**Exercise passage**

>>>

A study published in the journal Medicine & Science in Sports & Exercise examined the effects of mental fatigue on runners. It concluded that when runners are mentally tired, their performance suffers. For the study, ten male athletes were divided into two groups. One group was watching emotionally-neutral documentaries 90 minutes before the exercise, while the other was doing cognitive tests for the same amount of time. During the subsequent running protocol, the tested, mentally-fatigued group performed sluggishly when compared to the documentary-watching group. They had lower average pace and lower oxygen consumption. In other words, they ran as if they were physically tired.
But, if tiresome concentration-demanding work translates into tired legs, then the clear, well rested mind should have the opposite effect, right? That’s why running when you’re mentally well-rested feels so effortless. Hence that breezy, post-holidays run!

<<<

**What you need to do**
From the passage on mental fatigue and running, pull out everything from "But, if tiresome" down to "breezy, post-holidays run!", word for word.

**Excerpted data**
>>>

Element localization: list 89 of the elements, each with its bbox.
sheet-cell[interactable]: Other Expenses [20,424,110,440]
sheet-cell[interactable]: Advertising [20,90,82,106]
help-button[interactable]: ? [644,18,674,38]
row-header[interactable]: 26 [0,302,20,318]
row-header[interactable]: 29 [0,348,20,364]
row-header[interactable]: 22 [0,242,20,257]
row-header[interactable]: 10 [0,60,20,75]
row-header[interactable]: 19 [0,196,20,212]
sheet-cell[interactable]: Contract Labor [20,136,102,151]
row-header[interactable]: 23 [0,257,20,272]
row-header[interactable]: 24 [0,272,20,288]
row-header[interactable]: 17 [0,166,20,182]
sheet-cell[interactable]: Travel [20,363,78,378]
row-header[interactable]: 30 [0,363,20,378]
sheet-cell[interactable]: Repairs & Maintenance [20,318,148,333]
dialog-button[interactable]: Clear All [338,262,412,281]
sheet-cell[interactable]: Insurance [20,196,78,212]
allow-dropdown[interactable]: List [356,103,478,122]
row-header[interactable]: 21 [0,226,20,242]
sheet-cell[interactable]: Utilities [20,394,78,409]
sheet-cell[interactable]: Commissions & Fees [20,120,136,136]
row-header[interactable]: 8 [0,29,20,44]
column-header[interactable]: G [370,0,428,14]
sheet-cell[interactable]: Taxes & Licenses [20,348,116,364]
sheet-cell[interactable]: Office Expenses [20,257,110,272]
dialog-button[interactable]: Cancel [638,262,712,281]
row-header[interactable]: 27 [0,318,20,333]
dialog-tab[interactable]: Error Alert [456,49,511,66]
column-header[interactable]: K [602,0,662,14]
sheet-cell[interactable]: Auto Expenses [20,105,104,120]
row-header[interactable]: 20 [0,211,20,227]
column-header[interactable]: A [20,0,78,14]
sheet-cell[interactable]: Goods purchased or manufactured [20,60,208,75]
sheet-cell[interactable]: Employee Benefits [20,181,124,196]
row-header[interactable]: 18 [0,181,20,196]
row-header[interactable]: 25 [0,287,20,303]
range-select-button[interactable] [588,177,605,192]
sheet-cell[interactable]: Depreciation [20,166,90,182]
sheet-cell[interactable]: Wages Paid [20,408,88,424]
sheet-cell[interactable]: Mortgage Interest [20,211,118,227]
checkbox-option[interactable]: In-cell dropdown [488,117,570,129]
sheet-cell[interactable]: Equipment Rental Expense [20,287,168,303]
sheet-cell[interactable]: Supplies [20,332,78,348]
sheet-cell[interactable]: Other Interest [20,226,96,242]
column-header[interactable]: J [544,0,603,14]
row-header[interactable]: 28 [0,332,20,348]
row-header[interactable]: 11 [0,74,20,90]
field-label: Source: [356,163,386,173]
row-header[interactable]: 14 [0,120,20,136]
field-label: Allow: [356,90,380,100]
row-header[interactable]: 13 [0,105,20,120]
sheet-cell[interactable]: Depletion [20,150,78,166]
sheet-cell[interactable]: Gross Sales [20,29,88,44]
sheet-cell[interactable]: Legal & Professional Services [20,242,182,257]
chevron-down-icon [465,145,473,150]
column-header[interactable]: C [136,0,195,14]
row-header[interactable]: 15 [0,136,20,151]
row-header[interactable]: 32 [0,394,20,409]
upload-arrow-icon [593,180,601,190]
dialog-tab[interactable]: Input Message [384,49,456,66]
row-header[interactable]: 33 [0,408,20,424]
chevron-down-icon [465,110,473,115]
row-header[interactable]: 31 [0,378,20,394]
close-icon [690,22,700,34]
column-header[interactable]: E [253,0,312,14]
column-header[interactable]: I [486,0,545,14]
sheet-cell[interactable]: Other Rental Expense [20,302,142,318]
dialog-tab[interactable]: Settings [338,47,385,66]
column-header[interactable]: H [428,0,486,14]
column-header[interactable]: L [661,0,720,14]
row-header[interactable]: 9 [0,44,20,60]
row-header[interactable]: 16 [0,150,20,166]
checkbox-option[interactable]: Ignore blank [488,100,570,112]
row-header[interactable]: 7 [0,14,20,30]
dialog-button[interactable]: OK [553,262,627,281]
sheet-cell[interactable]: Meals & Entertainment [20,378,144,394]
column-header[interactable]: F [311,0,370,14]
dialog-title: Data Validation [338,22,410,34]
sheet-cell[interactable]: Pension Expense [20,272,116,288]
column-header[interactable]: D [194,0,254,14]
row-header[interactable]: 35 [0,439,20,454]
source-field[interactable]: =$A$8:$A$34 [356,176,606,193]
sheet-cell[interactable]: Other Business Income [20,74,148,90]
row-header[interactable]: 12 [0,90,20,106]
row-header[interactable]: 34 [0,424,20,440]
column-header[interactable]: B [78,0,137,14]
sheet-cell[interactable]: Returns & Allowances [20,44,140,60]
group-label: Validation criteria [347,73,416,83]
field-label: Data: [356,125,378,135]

<<<

**Your solution**
But, if tiresome concentration-demanding work translates into tired legs, then the clear, well rested mind should have the opposite effect, right? That’s why running when you’re mentally well-rested feels so effortless. Hence that breezy, post-holidays run!